● **WORK TO DO**: Say only how many lines contain the word "South".

● **RECORDED INFORMATION**:
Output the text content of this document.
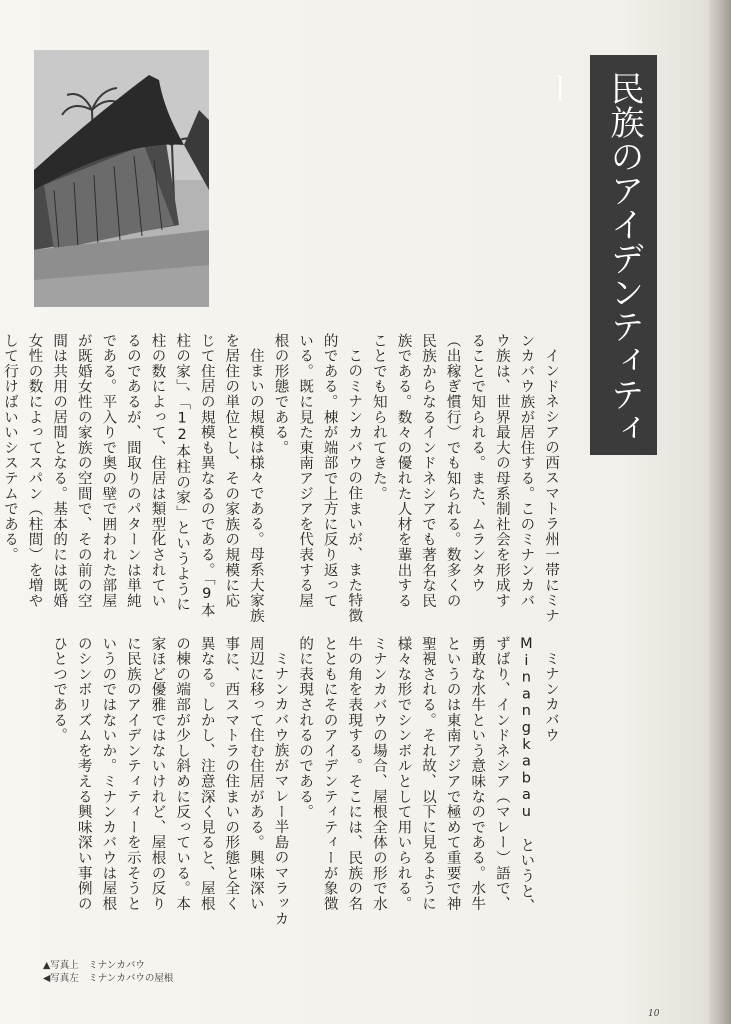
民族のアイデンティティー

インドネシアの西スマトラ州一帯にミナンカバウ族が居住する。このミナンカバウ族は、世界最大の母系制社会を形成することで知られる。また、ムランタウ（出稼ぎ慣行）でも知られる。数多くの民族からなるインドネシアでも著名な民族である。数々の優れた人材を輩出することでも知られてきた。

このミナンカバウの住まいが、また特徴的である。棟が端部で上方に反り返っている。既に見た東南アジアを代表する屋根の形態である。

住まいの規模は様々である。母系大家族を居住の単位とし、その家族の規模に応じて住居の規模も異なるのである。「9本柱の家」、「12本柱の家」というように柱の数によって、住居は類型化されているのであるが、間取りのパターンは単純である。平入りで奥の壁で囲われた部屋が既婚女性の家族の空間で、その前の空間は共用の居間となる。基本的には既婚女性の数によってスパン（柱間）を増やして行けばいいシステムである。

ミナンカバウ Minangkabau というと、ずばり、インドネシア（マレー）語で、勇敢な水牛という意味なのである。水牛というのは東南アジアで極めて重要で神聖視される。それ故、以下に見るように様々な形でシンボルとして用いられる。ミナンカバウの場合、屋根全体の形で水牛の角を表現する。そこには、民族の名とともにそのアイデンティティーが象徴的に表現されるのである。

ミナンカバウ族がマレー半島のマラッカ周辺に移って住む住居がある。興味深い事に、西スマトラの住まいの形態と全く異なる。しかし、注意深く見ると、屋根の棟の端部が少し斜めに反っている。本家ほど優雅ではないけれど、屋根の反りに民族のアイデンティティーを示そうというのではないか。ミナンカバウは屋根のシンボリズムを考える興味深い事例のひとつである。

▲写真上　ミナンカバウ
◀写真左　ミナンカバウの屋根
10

==

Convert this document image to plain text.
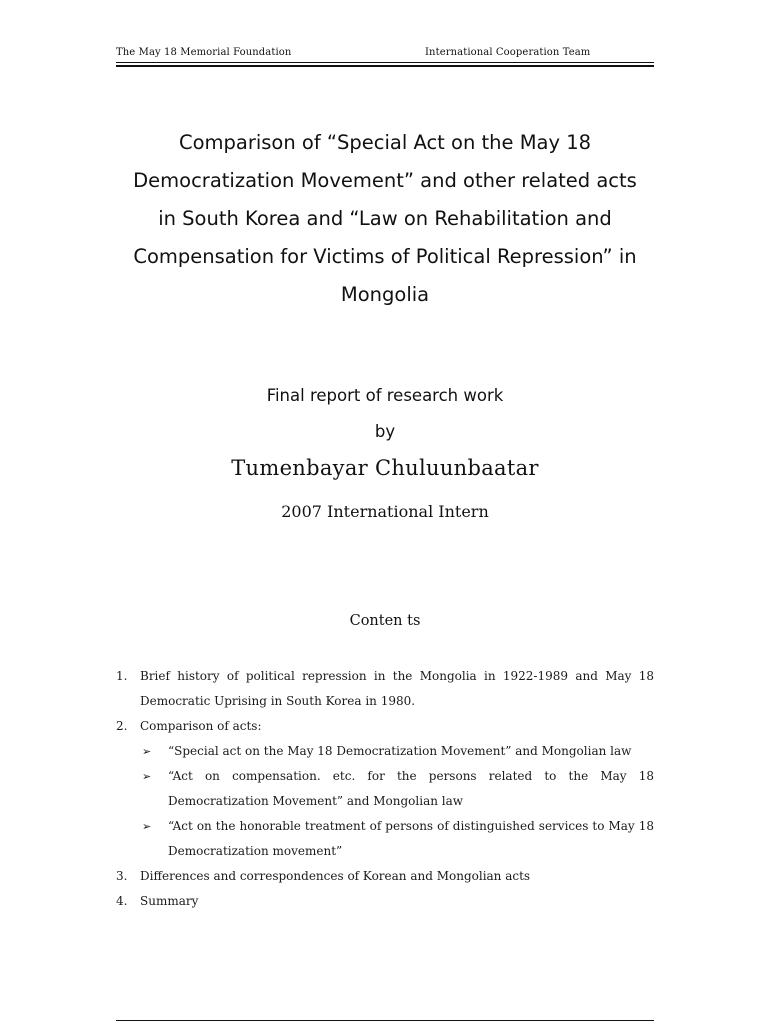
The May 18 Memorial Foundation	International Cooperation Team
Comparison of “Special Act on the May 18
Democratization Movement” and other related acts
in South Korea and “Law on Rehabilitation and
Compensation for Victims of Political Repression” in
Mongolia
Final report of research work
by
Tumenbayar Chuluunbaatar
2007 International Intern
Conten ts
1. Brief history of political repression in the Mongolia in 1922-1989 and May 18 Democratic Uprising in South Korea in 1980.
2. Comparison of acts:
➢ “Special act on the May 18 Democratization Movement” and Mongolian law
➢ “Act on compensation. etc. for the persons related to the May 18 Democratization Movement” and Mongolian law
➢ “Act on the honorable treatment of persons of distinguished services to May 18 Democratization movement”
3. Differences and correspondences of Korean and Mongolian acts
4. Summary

● **EXPECTED ANSWER**: 2